**WRITTEN PROBLEM:** Select all lines in the records that include "title".
— BEGIN RECORD EXCERPTS —
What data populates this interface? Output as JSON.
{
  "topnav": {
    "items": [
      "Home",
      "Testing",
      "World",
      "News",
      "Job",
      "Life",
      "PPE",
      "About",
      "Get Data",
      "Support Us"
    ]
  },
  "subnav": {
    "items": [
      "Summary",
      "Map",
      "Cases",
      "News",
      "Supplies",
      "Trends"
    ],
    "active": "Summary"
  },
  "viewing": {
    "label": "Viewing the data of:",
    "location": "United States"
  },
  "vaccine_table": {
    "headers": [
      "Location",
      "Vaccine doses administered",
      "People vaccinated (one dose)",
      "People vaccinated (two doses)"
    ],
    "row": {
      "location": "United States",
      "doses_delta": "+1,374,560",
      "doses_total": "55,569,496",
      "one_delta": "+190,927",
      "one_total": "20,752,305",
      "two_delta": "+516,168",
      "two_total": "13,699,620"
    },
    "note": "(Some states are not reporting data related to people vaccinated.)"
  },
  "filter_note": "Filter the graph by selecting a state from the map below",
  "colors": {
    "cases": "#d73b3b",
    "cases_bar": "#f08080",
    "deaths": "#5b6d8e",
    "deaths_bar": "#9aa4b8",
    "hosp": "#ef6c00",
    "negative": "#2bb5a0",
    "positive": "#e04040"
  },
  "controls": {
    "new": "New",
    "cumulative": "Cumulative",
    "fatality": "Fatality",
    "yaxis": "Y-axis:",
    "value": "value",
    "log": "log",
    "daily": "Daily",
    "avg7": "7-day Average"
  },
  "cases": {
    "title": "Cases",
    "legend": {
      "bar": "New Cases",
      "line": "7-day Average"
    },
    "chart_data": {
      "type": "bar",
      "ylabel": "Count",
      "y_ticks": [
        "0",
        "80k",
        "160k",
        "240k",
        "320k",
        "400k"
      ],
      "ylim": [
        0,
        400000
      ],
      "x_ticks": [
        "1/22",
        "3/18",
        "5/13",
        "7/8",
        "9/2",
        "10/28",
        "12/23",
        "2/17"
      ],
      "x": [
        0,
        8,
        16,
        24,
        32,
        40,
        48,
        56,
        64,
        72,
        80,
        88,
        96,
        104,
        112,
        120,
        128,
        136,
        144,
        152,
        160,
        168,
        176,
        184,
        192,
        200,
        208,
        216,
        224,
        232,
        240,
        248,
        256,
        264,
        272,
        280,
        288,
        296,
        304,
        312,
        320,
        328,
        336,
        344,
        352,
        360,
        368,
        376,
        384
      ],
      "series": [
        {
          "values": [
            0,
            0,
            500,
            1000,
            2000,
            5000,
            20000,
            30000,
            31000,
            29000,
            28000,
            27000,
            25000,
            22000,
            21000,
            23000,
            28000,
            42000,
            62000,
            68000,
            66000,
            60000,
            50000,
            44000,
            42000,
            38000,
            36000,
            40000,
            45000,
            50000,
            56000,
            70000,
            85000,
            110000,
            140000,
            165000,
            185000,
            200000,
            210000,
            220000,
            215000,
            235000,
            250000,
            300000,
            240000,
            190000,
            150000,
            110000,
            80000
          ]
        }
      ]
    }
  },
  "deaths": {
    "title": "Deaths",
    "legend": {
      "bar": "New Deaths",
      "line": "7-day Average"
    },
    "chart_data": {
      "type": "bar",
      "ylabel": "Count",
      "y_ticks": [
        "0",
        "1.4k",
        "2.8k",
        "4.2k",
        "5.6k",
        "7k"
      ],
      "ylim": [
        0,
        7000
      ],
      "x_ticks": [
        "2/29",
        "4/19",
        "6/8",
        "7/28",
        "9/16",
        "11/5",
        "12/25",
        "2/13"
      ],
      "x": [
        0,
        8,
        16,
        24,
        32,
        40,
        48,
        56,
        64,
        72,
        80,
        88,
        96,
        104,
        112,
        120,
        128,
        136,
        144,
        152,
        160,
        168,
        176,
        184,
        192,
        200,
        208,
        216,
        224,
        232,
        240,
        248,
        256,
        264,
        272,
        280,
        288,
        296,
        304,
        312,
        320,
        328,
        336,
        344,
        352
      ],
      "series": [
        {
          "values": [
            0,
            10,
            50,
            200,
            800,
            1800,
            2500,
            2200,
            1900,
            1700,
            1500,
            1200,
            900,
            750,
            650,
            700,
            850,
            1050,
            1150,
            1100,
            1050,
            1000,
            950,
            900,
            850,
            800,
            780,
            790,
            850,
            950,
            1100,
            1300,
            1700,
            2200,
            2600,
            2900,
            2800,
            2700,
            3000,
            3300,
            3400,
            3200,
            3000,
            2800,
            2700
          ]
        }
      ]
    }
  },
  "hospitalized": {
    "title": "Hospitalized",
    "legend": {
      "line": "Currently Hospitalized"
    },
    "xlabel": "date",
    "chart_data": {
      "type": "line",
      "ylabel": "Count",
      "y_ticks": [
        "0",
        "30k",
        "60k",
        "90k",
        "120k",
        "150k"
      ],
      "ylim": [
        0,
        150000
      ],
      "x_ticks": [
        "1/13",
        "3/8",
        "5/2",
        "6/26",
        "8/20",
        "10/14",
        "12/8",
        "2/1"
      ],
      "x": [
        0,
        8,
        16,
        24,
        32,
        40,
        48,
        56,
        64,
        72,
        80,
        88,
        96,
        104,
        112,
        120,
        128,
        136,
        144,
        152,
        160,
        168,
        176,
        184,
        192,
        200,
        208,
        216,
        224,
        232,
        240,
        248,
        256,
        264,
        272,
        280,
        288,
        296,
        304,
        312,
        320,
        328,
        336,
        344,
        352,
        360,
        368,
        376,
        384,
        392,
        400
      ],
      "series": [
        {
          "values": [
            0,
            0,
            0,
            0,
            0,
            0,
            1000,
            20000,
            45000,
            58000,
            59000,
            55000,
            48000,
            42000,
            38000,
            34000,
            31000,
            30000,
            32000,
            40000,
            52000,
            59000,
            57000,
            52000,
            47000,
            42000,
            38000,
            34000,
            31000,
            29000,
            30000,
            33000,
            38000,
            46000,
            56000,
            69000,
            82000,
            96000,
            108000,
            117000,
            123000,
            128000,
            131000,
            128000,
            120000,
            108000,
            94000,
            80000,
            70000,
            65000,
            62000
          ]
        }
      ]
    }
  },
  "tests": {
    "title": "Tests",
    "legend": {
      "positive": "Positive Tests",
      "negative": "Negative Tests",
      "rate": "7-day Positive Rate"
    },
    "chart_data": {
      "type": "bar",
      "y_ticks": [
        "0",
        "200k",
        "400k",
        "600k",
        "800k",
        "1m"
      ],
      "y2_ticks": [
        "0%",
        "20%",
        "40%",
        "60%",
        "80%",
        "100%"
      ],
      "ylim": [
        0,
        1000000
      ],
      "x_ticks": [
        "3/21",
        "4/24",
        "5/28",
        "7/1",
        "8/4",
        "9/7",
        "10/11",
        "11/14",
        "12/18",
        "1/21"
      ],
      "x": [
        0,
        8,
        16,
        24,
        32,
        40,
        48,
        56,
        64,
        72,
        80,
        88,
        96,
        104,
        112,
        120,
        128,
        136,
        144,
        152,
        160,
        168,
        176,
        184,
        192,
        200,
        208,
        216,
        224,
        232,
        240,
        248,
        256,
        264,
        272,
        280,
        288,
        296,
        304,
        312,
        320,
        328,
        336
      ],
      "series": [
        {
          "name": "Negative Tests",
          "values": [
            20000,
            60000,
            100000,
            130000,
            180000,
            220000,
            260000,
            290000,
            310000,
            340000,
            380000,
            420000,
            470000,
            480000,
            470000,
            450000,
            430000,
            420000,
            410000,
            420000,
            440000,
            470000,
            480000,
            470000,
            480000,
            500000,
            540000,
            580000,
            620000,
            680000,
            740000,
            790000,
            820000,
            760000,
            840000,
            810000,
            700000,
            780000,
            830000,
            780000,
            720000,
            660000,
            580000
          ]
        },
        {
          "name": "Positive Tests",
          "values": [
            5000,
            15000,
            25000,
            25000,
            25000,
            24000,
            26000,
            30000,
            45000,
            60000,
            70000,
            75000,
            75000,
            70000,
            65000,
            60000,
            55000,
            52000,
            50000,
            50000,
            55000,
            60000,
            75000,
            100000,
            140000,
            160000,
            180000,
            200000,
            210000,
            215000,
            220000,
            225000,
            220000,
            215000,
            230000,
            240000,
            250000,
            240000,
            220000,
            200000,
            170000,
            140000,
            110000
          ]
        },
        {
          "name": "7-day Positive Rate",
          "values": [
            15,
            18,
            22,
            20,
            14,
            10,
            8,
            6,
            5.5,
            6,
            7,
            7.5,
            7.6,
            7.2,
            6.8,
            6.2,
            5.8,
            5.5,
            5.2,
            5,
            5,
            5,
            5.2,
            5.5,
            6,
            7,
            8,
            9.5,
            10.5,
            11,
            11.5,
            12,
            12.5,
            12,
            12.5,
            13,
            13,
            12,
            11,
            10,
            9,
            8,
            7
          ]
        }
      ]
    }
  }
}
— END RECORD EXCERPTS —
**FULL RESPONSE:**
    "title": "Cases",
    "title": "Deaths",
    "title": "Hospitalized",
    "title": "Tests",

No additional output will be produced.